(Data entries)
◇ ◇ ◇ ◇ ◇ ◇ ◇

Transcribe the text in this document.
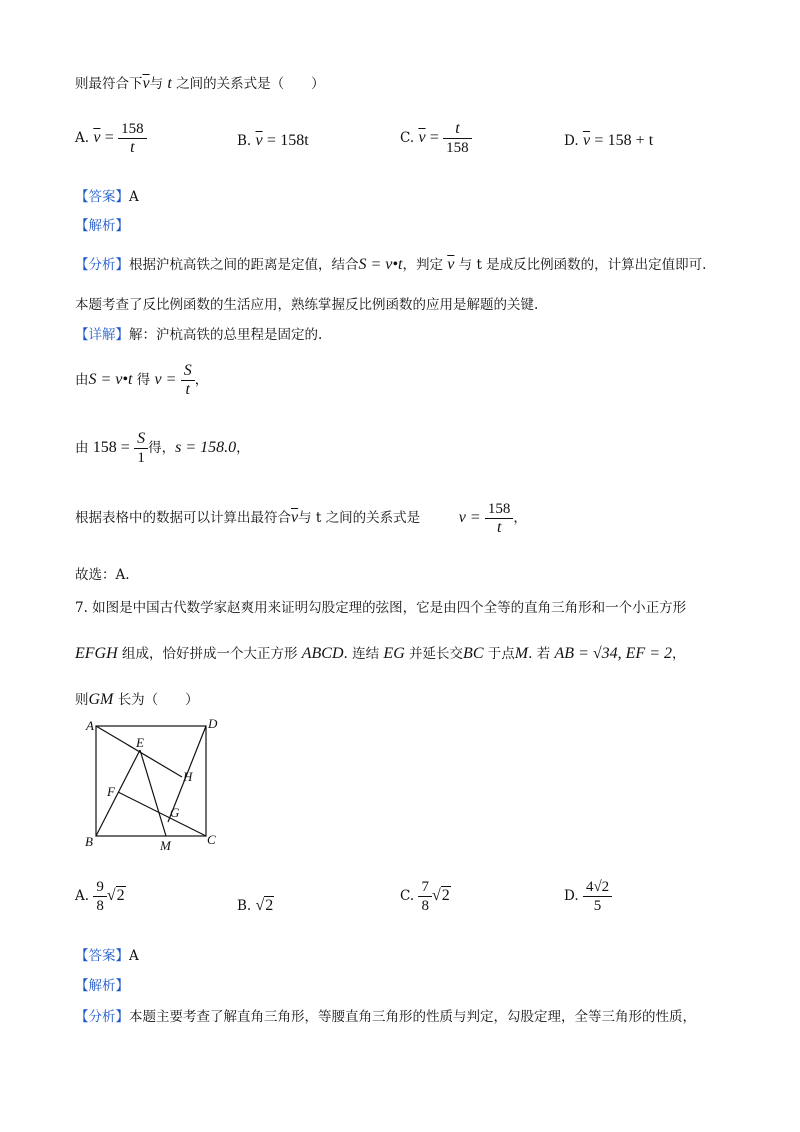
则最符合下$\overline{v}$与 t 之间的关系式是（　　）
A. $\overline{v} = \frac{158}{t}$	B. $\overline{v} = 158t$	C. $\overline{v} = \frac{t}{158}$	D. $\overline{v} = 158 + t$
【答案】A
【解析】
【分析】根据沪杭高铁之间的距离是定值，结合S = v•t，判定 $\overline{v}$ 与 t 是成反比例函数的，计算出定值即可.
本题考查了反比例函数的生活应用，熟练掌握反比例函数的应用是解题的关键.
【详解】解：沪杭高铁的总里程是固定的.
由S = v•t 得 $v = \frac{S}{t}$ ，
由 $158 = \frac{S}{1}$ 得，s = 158.0，
根据表格中的数据可以计算出最符合$\overline{v}$与 t 之间的关系式是 $v = \frac{158}{t}$ ，
故选：A.
7. 如图是中国古代数学家赵爽用来证明勾股定理的弦图，它是由四个全等的直角三角形和一个小正方形
EFGH 组成，恰好拼成一个大正方形 ABCD. 连结 EG 并延长交BC 于点M. 若 AB = √34, EF = 2，
则GM 长为（　　）
A	D
E
H
F
G
B	M	C
A. $\frac{9}{8} √2$
B. √2
C. $\frac{7}{8} √2$	D. $\frac{4√2}{5}$
【答案】A
【解析】
【分析】本题主要考查了解直角三角形，等腰直角三角形的性质与判定，勾股定理，全等三角形的性质，
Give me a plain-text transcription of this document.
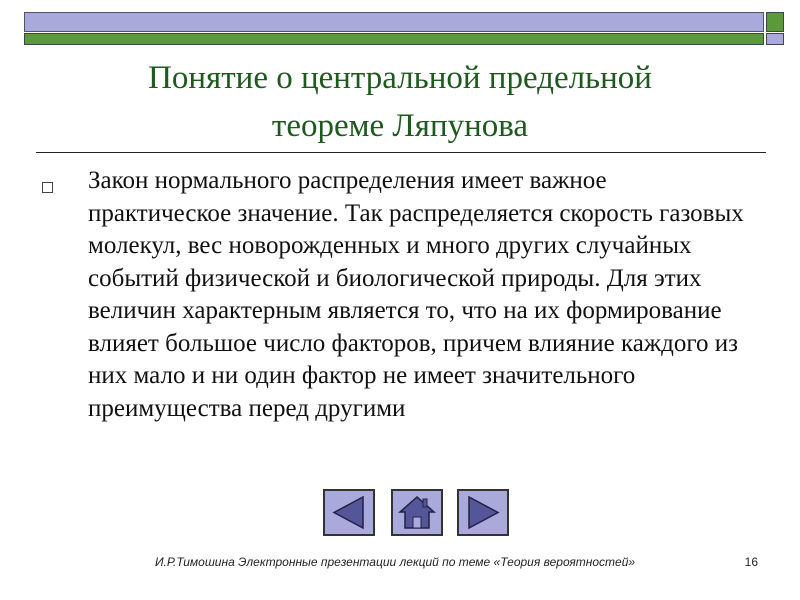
Понятие о центральной предельной
теореме Ляпунова
Закон нормального распределения имеет важное практическое значение. Так распределяется скорость газовых молекул, вес новорожденных и много других случайных событий физической и биологической природы. Для этих величин характерным является то, что на их формирование влияет большое число факторов, причем влияние каждого из них мало и ни один фактор не имеет значительного преимущества перед другими
И.Р.Тимошина Электронные презентации лекций по теме «Теория вероятностей»	16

◇ ◇ ◇ ◇ ◇ ◇ ◇

Task to complete >> A faithful copy of the records above is needed, with the pictures left out.

Output of the exercise >>
Transcribe the text in this document.
则最符合下$\overline{v}$与 t 之间的关系式是（　　）
A. $\overline{v} = \frac{158}{t}$	B. $\overline{v} = 158t$	C. $\overline{v} = \frac{t}{158}$	D. $\overline{v} = 158 + t$
【答案】A
【解析】
【分析】根据沪杭高铁之间的距离是定值，结合S = v•t，判定 $\overline{v}$ 与 t 是成反比例函数的，计算出定值即可.
本题考查了反比例函数的生活应用，熟练掌握反比例函数的应用是解题的关键.
【详解】解：沪杭高铁的总里程是固定的.
由S = v•t 得 $v = \frac{S}{t}$ ，
由 $158 = \frac{S}{1}$ 得，s = 158.0，
根据表格中的数据可以计算出最符合$\overline{v}$与 t 之间的关系式是 $v = \frac{158}{t}$ ，
故选：A.
7. 如图是中国古代数学家赵爽用来证明勾股定理的弦图，它是由四个全等的直角三角形和一个小正方形
EFGH 组成，恰好拼成一个大正方形 ABCD. 连结 EG 并延长交BC 于点M. 若 AB = √34, EF = 2，
则GM 长为（　　）
A	D
E
H
F
G
B	M	C
A. $\frac{9}{8} √2$
B. √2
C. $\frac{7}{8} √2$	D. $\frac{4√2}{5}$
【答案】A
【解析】
【分析】本题主要考查了解直角三角形，等腰直角三角形的性质与判定，勾股定理，全等三角形的性质，
Give me a plain-text transcription of this document.
Понятие о центральной предельной
теореме Ляпунова
Закон нормального распределения имеет важное практическое значение. Так распределяется скорость газовых молекул, вес новорожденных и много других случайных событий физической и биологической природы. Для этих величин характерным является то, что на их формирование влияет большое число факторов, причем влияние каждого из них мало и ни один фактор не имеет значительного преимущества перед другими
И.Р.Тимошина Электронные презентации лекций по теме «Теория вероятностей»	16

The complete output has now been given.